What the task asks: Gather all lines from the material that contain "Location".

Data lines:
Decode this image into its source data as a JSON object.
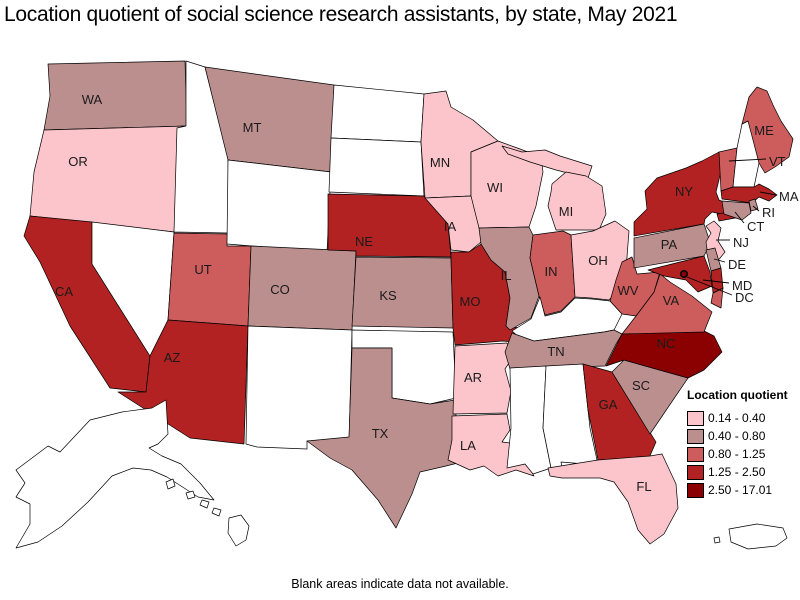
{
  "title": "Location quotient of social science research assistants, by state, May 2021",
  "footnote": "Blank areas indicate data not available.",
  "legend": {
    "title": "Location quotient",
    "classes": [
      {
        "range": "0.14 - 0.40",
        "color": "#fbc5cb"
      },
      {
        "range": "0.40 - 0.80",
        "color": "#bc8f8f"
      },
      {
        "range": "0.80 - 1.25",
        "color": "#cd5c5c"
      },
      {
        "range": "1.25 - 2.50",
        "color": "#b22222"
      },
      {
        "range": "2.50 - 17.01",
        "color": "#8b0000"
      }
    ]
  },
  "map": {
    "no_data_fill": "#ffffff",
    "border_color": "#000000",
    "states": [
      {
        "code": "WA",
        "label": "WA",
        "lq_class": "0.40 - 0.80"
      },
      {
        "code": "OR",
        "label": "OR",
        "lq_class": "0.14 - 0.40"
      },
      {
        "code": "CA",
        "label": "CA",
        "lq_class": "1.25 - 2.50"
      },
      {
        "code": "ID",
        "lq_class": null
      },
      {
        "code": "NV",
        "lq_class": null
      },
      {
        "code": "UT",
        "label": "UT",
        "lq_class": "0.80 - 1.25"
      },
      {
        "code": "AZ",
        "label": "AZ",
        "lq_class": "1.25 - 2.50"
      },
      {
        "code": "MT",
        "label": "MT",
        "lq_class": "0.40 - 0.80"
      },
      {
        "code": "WY",
        "lq_class": null
      },
      {
        "code": "CO",
        "label": "CO",
        "lq_class": "0.40 - 0.80"
      },
      {
        "code": "NM",
        "lq_class": null
      },
      {
        "code": "ND",
        "lq_class": null
      },
      {
        "code": "SD",
        "lq_class": null
      },
      {
        "code": "NE",
        "label": "NE",
        "lq_class": "1.25 - 2.50"
      },
      {
        "code": "KS",
        "label": "KS",
        "lq_class": "0.40 - 0.80"
      },
      {
        "code": "OK",
        "lq_class": null
      },
      {
        "code": "TX",
        "label": "TX",
        "lq_class": "0.40 - 0.80"
      },
      {
        "code": "MN",
        "label": "MN",
        "lq_class": "0.14 - 0.40"
      },
      {
        "code": "IA",
        "label": "IA",
        "lq_class": "0.14 - 0.40"
      },
      {
        "code": "MO",
        "label": "MO",
        "lq_class": "1.25 - 2.50"
      },
      {
        "code": "AR",
        "label": "AR",
        "lq_class": "0.14 - 0.40"
      },
      {
        "code": "LA",
        "label": "LA",
        "lq_class": "0.14 - 0.40"
      },
      {
        "code": "WI",
        "label": "WI",
        "lq_class": "0.14 - 0.40"
      },
      {
        "code": "MI",
        "label": "MI",
        "lq_class": "0.14 - 0.40"
      },
      {
        "code": "IL",
        "label": "IL",
        "lq_class": "0.40 - 0.80"
      },
      {
        "code": "IN",
        "label": "IN",
        "lq_class": "0.80 - 1.25"
      },
      {
        "code": "OH",
        "label": "OH",
        "lq_class": "0.14 - 0.40"
      },
      {
        "code": "KY",
        "lq_class": null
      },
      {
        "code": "TN",
        "label": "TN",
        "lq_class": "0.40 - 0.80"
      },
      {
        "code": "MS",
        "lq_class": null
      },
      {
        "code": "AL",
        "lq_class": null
      },
      {
        "code": "GA",
        "label": "GA",
        "lq_class": "1.25 - 2.50"
      },
      {
        "code": "FL",
        "label": "FL",
        "lq_class": "0.14 - 0.40"
      },
      {
        "code": "SC",
        "label": "SC",
        "lq_class": "0.40 - 0.80"
      },
      {
        "code": "NC",
        "label": "NC",
        "lq_class": "2.50 - 17.01"
      },
      {
        "code": "VA",
        "label": "VA",
        "lq_class": "0.80 - 1.25"
      },
      {
        "code": "WV",
        "label": "WV",
        "lq_class": "0.80 - 1.25"
      },
      {
        "code": "PA",
        "label": "PA",
        "lq_class": "0.40 - 0.80"
      },
      {
        "code": "NY",
        "label": "NY",
        "lq_class": "1.25 - 2.50"
      },
      {
        "code": "VT",
        "label": "VT",
        "lq_class": "0.80 - 1.25"
      },
      {
        "code": "NH",
        "lq_class": null
      },
      {
        "code": "ME",
        "label": "ME",
        "lq_class": "0.80 - 1.25"
      },
      {
        "code": "MA",
        "label": "MA",
        "lq_class": "1.25 - 2.50"
      },
      {
        "code": "RI",
        "label": "RI",
        "lq_class": "0.40 - 0.80"
      },
      {
        "code": "CT",
        "label": "CT",
        "lq_class": "0.40 - 0.80"
      },
      {
        "code": "NJ",
        "label": "NJ",
        "lq_class": "0.14 - 0.40"
      },
      {
        "code": "DE",
        "label": "DE",
        "lq_class": "0.40 - 0.80"
      },
      {
        "code": "MD",
        "label": "MD",
        "lq_class": "1.25 - 2.50"
      },
      {
        "code": "DC",
        "label": "DC",
        "lq_class": "2.50 - 17.01"
      },
      {
        "code": "AK",
        "lq_class": null
      },
      {
        "code": "HI",
        "lq_class": null
      },
      {
        "code": "PR",
        "lq_class": null
      }
    ]
  }
}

Correct answer:
  "title": "Location quotient of social science research assistants, by state, May 2021",
    "title": "Location quotient",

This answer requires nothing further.